[Stored records]
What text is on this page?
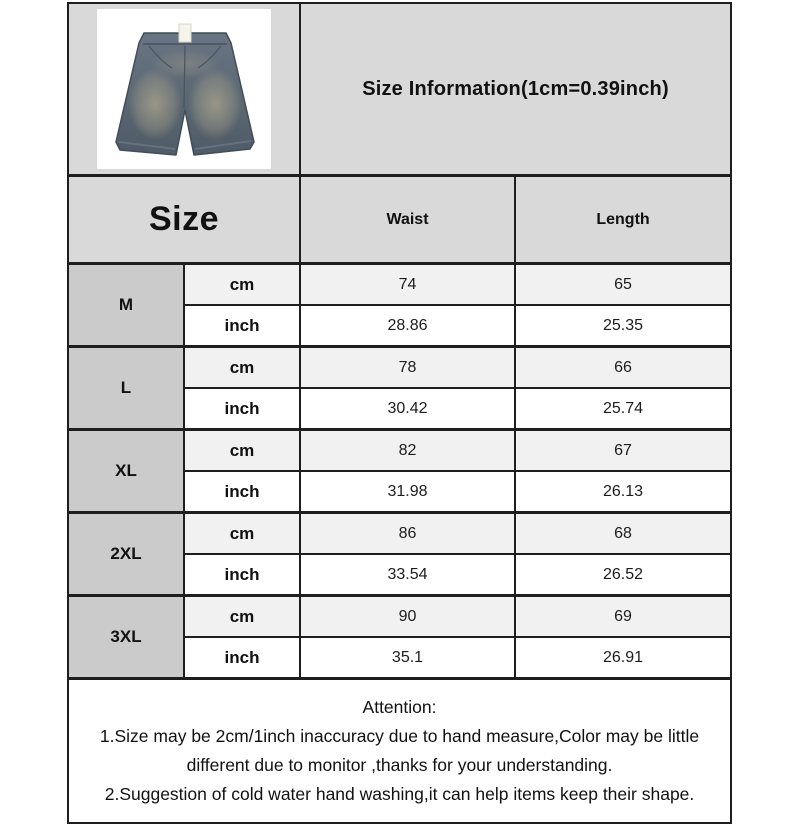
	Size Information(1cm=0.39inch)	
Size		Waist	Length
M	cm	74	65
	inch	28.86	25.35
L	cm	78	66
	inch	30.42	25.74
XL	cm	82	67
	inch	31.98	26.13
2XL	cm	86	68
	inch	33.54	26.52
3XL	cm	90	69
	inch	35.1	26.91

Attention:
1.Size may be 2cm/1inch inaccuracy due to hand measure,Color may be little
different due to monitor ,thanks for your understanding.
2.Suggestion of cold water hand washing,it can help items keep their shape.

...

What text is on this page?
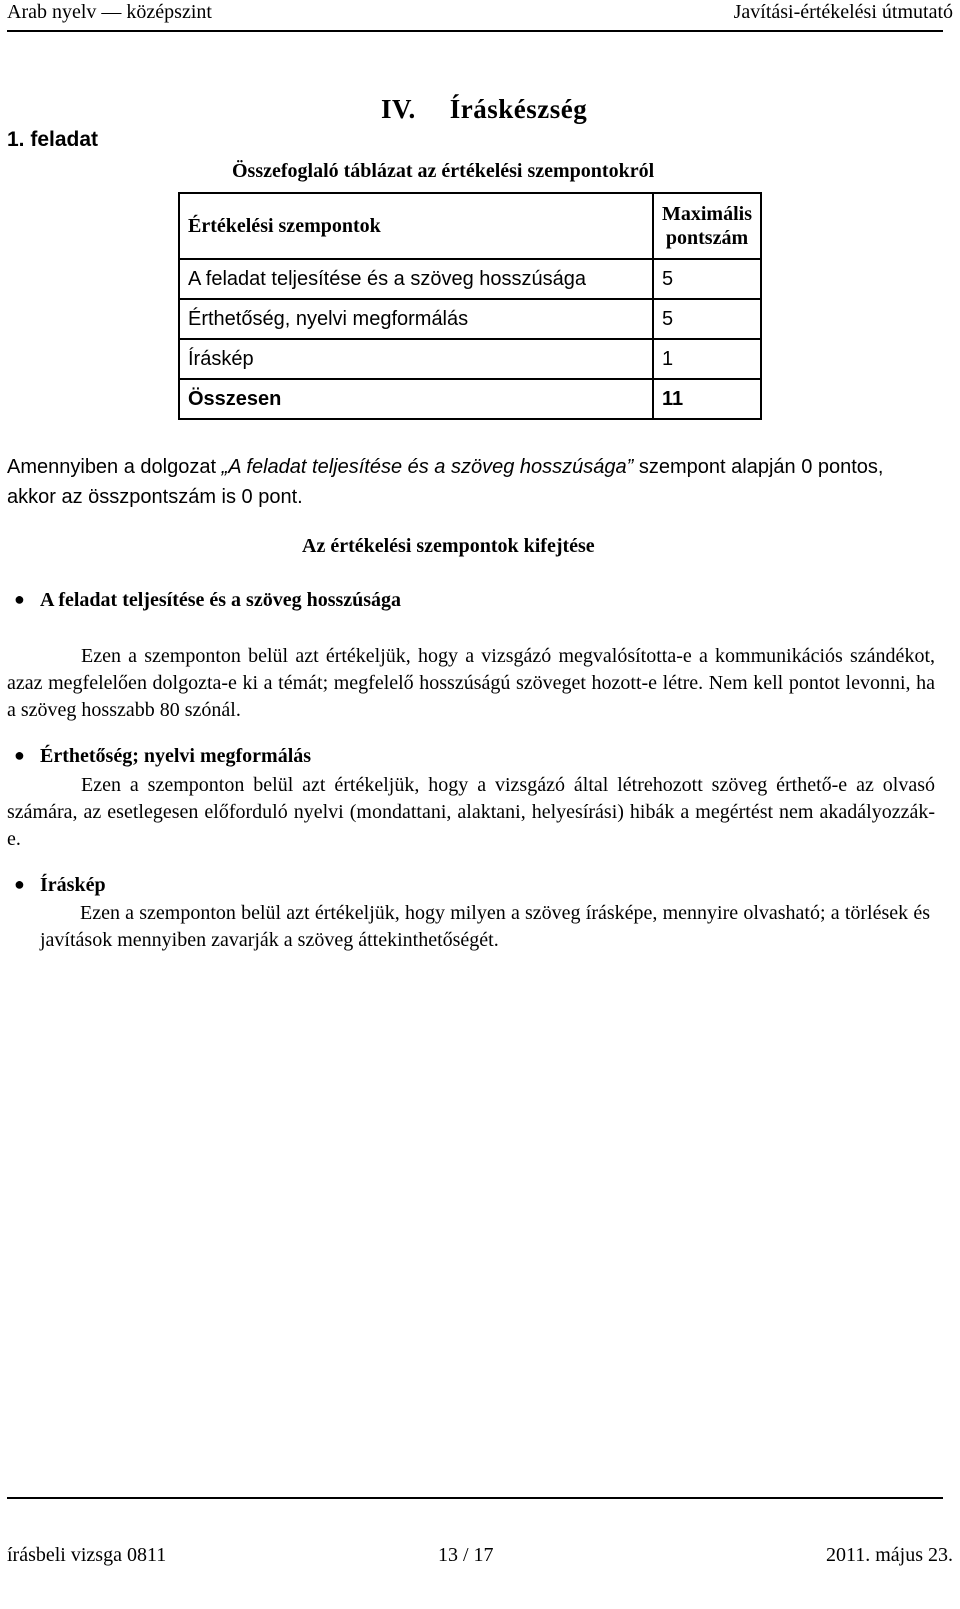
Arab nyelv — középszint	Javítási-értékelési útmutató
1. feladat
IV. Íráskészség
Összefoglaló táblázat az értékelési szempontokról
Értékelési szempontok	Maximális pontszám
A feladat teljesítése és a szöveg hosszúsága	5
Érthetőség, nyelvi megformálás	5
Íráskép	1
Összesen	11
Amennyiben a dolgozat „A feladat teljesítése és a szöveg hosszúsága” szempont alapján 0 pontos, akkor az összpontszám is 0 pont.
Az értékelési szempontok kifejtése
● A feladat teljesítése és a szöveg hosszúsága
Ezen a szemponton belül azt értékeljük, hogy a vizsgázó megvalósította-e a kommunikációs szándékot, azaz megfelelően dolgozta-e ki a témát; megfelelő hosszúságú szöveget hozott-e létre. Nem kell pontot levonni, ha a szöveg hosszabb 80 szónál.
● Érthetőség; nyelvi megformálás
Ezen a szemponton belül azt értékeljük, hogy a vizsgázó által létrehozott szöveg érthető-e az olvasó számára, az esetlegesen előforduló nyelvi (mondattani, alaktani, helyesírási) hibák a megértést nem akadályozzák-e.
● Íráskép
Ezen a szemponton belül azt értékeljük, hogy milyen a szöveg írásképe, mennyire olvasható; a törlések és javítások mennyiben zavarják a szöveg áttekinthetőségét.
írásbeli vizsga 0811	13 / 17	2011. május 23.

--

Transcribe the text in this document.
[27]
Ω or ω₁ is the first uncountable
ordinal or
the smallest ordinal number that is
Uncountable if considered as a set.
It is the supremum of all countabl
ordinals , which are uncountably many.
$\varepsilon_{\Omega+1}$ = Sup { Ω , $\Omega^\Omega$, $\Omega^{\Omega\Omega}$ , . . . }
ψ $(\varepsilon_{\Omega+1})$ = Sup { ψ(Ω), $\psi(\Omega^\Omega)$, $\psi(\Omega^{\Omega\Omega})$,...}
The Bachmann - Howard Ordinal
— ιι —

Written problem:
Return every line above in which the string "belül" occurs.

Solution to the problem:
Ezen a szemponton belül azt értékeljük, hogy a vizsgázó megvalósította-e a kommunikációs szándékot, azaz megfelelően dolgozta-e ki a témát; megfelelő hosszúságú szöveget hozott-e létre. Nem kell pontot levonni, ha a szöveg hosszabb 80 szónál.
Ezen a szemponton belül azt értékeljük, hogy a vizsgázó által létrehozott szöveg érthető-e az olvasó számára, az esetlegesen előforduló nyelvi (mondattani, alaktani, helyesírási) hibák a megértést nem akadályozzák-e.
Ezen a szemponton belül azt értékeljük, hogy milyen a szöveg írásképe, mennyire olvasható; a törlések és javítások mennyiben zavarják a szöveg áttekinthetőségét.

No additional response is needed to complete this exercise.